■ **DO THIS**
Scan each line of the records for the word "JSON" and extract the ones that have it.

■ **PROVIDED MATERIAL**

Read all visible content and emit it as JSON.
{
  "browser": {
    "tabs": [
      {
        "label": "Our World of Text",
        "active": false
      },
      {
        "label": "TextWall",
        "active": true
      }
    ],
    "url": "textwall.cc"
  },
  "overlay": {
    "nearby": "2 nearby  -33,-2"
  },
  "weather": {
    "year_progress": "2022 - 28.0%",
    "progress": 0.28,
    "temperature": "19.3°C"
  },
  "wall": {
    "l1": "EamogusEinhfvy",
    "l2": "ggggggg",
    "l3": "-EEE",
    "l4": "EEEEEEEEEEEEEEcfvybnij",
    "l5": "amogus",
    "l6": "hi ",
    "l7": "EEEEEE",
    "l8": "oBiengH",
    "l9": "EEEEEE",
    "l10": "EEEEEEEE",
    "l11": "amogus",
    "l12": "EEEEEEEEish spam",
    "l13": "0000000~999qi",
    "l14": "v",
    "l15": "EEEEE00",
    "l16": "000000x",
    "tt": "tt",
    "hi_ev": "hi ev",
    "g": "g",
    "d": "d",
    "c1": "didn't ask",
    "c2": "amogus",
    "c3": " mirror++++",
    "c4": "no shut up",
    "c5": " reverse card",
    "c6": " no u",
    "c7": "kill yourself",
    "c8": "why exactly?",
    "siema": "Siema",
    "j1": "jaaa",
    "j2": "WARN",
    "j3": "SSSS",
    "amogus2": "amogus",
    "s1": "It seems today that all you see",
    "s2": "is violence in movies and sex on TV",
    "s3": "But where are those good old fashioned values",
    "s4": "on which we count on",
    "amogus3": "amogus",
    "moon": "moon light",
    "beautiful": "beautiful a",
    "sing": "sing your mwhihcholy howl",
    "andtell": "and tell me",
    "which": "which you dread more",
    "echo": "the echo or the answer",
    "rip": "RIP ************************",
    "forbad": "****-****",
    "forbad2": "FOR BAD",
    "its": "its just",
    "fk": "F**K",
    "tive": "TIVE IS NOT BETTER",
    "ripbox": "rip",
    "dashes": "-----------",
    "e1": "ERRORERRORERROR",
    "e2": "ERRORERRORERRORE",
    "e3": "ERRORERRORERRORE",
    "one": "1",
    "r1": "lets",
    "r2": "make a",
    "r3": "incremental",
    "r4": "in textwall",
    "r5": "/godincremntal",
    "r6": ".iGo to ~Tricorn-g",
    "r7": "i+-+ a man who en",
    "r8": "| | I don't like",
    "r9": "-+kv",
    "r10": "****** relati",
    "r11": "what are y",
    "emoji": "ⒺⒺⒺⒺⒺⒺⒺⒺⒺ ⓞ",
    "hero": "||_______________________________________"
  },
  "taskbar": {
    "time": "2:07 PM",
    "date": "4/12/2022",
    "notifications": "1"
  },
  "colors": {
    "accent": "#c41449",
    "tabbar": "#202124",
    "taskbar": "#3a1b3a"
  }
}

* * *

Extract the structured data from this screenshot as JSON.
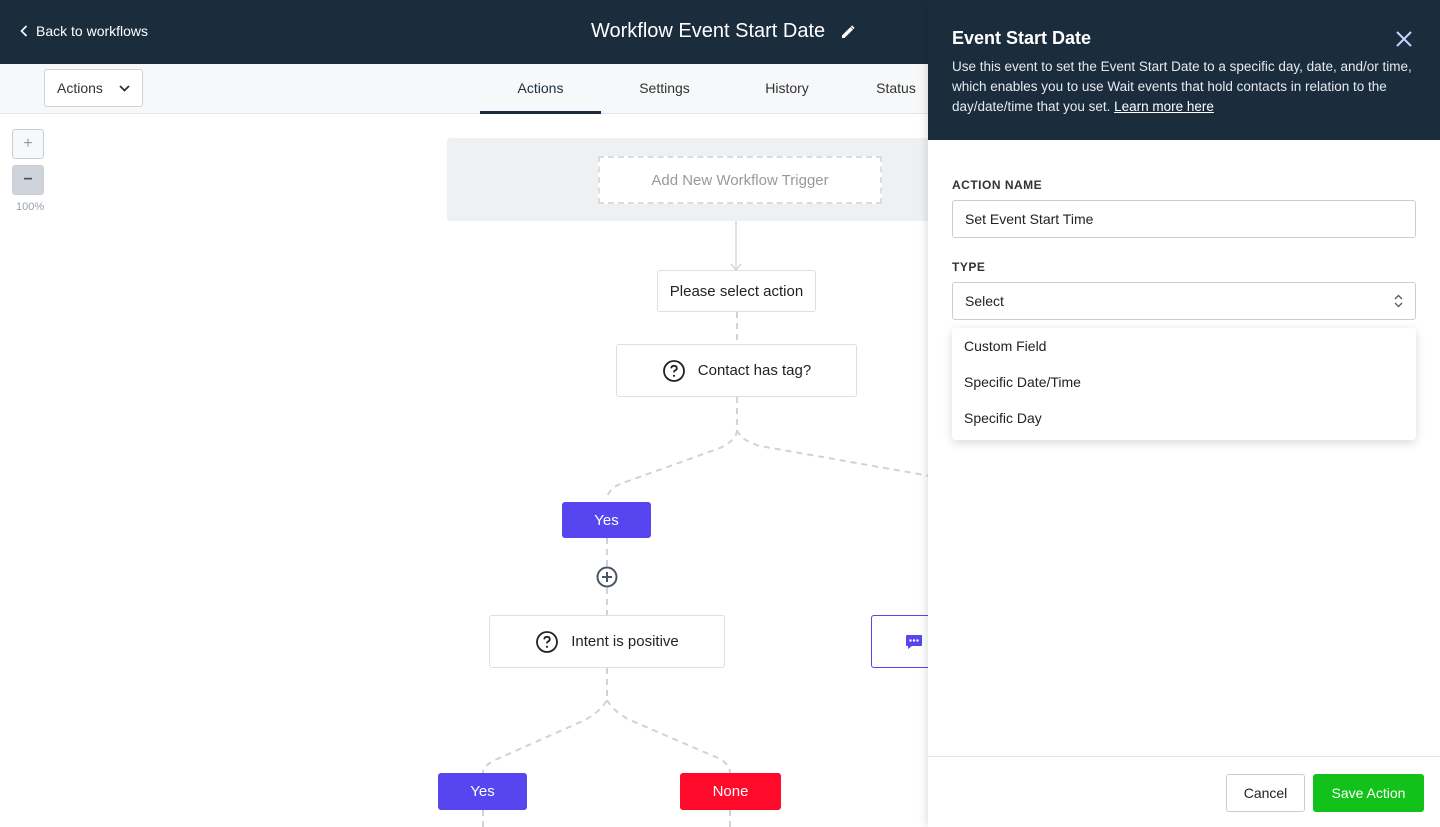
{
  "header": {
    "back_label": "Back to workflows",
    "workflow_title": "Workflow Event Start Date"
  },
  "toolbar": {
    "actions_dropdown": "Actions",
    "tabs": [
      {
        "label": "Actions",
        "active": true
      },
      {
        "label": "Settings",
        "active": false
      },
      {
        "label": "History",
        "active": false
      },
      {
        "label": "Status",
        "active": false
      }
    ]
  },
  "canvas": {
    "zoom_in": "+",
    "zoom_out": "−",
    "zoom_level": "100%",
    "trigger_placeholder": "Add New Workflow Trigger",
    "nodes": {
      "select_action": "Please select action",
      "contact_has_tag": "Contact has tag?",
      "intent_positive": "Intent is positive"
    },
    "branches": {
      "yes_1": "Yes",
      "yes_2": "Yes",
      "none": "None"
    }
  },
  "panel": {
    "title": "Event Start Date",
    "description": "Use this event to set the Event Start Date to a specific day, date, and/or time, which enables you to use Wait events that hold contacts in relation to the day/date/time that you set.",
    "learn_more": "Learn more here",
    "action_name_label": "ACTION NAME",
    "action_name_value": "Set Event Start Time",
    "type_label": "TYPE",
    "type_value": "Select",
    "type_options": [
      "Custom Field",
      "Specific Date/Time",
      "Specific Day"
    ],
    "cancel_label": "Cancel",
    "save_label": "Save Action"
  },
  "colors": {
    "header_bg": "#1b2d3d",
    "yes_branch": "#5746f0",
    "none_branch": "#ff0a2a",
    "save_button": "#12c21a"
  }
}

■ **RESPONSE FOR THIS EXERCISE**
Read all visible content and emit it as JSON.
Extract the structured data from this screenshot as JSON.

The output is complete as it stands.